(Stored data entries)
-.-.-

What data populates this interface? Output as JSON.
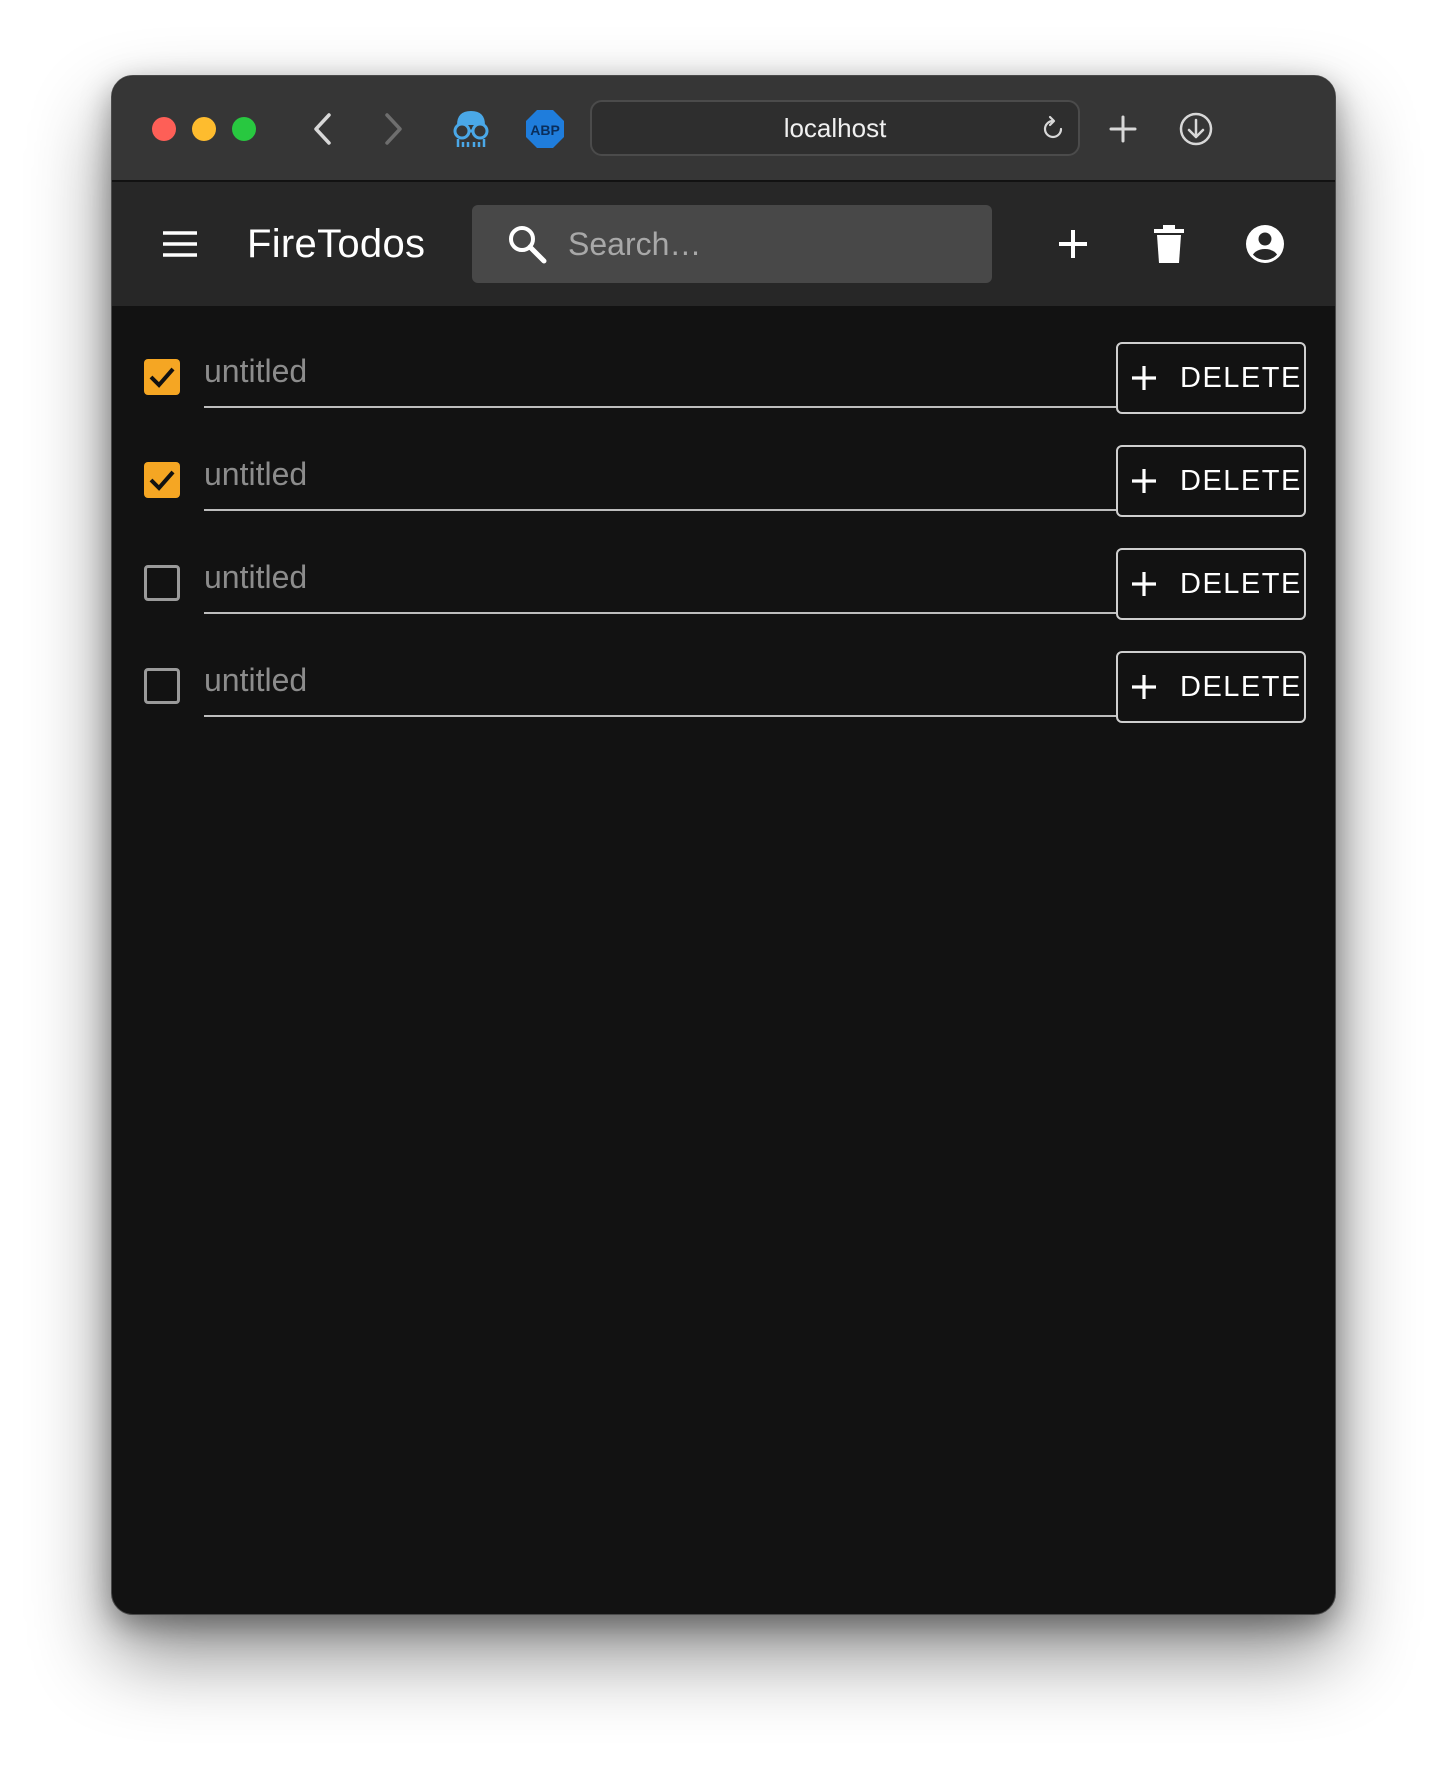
{
  "browser": {
    "address": "localhost",
    "extensions": [
      {
        "name": "glasses-extension-icon"
      },
      {
        "name": "adblock-plus-icon",
        "label": "ABP"
      }
    ]
  },
  "app": {
    "title": "FireTodos",
    "search": {
      "placeholder": "Search…",
      "value": ""
    },
    "accent_color": "#f5a623"
  },
  "todos": [
    {
      "placeholder": "untitled",
      "value": "",
      "checked": true,
      "button_label": "DELETE"
    },
    {
      "placeholder": "untitled",
      "value": "",
      "checked": true,
      "button_label": "DELETE"
    },
    {
      "placeholder": "untitled",
      "value": "",
      "checked": false,
      "button_label": "DELETE"
    },
    {
      "placeholder": "untitled",
      "value": "",
      "checked": false,
      "button_label": "DELETE"
    }
  ]
}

-.-.-

Which lines above contain "name"? Show each of them.

        "name": "glasses-extension-icon"
        "name": "adblock-plus-icon",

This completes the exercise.